• WHAT IS ASKED
Restate the entries below verbatim.

• • •

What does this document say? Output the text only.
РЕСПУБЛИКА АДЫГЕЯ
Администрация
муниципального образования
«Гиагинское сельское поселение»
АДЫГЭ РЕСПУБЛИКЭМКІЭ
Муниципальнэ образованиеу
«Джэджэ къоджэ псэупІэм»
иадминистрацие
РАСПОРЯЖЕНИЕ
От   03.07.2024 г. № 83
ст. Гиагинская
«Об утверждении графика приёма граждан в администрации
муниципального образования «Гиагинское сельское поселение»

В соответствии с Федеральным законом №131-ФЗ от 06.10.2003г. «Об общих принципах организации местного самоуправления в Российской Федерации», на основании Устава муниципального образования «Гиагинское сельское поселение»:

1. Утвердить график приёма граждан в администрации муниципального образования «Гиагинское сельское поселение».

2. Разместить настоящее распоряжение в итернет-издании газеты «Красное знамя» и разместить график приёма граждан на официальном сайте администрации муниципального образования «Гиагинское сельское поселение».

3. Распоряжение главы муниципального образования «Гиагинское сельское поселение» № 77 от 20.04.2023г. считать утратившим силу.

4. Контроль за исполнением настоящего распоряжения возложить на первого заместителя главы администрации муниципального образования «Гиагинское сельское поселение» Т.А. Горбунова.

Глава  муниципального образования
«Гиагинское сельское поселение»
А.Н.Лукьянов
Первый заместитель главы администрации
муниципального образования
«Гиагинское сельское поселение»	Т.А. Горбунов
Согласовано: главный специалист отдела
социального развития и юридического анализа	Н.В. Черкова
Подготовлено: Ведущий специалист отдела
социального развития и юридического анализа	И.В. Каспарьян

• • •

• TASK RESULT
What does this document say? Output the text only.
РЕСПУБЛИКА АДЫГЕЯ
Администрация
муниципального образования
«Гиагинское сельское поселение»
АДЫГЭ РЕСПУБЛИКЭМКІЭ
Муниципальнэ образованиеу
«Джэджэ къоджэ псэупІэм»
иадминистрацие
РАСПОРЯЖЕНИЕ
От   03.07.2024 г. № 83
ст. Гиагинская
«Об утверждении графика приёма граждан в администрации
муниципального образования «Гиагинское сельское поселение»

В соответствии с Федеральным законом №131-ФЗ от 06.10.2003г. «Об общих принципах организации местного самоуправления в Российской Федерации», на основании Устава муниципального образования «Гиагинское сельское поселение»:

1. Утвердить график приёма граждан в администрации муниципального образования «Гиагинское сельское поселение».

2. Разместить настоящее распоряжение в итернет-издании газеты «Красное знамя» и разместить график приёма граждан на официальном сайте администрации муниципального образования «Гиагинское сельское поселение».

3. Распоряжение главы муниципального образования «Гиагинское сельское поселение» № 77 от 20.04.2023г. считать утратившим силу.

4. Контроль за исполнением настоящего распоряжения возложить на первого заместителя главы администрации муниципального образования «Гиагинское сельское поселение» Т.А. Горбунова.

Глава  муниципального образования
«Гиагинское сельское поселение»
А.Н.Лукьянов
Первый заместитель главы администрации
муниципального образования
«Гиагинское сельское поселение»	Т.А. Горбунов
Согласовано: главный специалист отдела
социального развития и юридического анализа	Н.В. Черкова
Подготовлено: Ведущий специалист отдела
социального развития и юридического анализа	И.В. Каспарьян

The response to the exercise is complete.